:: Extracted entries ::
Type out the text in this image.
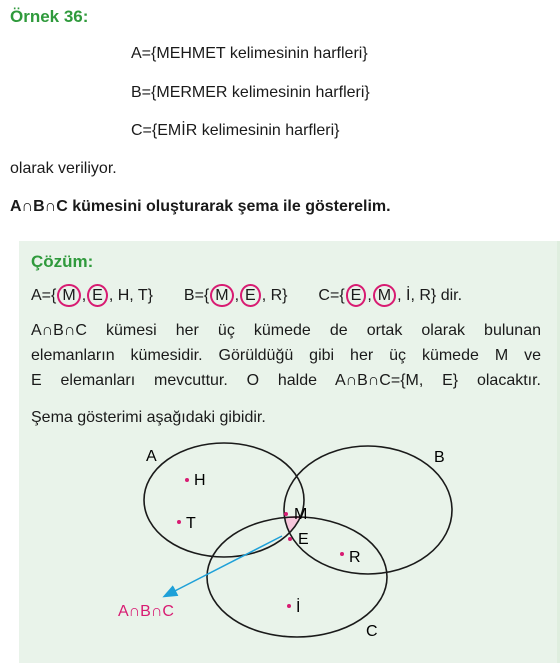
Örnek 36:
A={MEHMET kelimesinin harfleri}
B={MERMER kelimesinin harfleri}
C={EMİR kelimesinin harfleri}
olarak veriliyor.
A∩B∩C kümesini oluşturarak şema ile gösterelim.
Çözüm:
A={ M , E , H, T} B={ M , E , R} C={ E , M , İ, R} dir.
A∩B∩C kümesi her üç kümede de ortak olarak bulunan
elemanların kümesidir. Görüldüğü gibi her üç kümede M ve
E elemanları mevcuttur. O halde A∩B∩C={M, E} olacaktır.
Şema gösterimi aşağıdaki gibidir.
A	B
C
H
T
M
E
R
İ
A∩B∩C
:::
• **Exercise description**:
Without the pictures, write out every entry precisely as it appears.

• **Expected answer**:
Type out the text in this image.
Örnek 36:
A={MEHMET kelimesinin harfleri}
B={MERMER kelimesinin harfleri}
C={EMİR kelimesinin harfleri}
olarak veriliyor.
A∩B∩C kümesini oluşturarak şema ile gösterelim.
Çözüm:
A={ M , E , H, T} B={ M , E , R} C={ E , M , İ, R} dir.
A∩B∩C kümesi her üç kümede de ortak olarak bulunan
elemanların kümesidir. Görüldüğü gibi her üç kümede M ve
E elemanları mevcuttur. O halde A∩B∩C={M, E} olacaktır.
Şema gösterimi aşağıdaki gibidir.
A	B
C
H
T
M
E
R
İ
A∩B∩C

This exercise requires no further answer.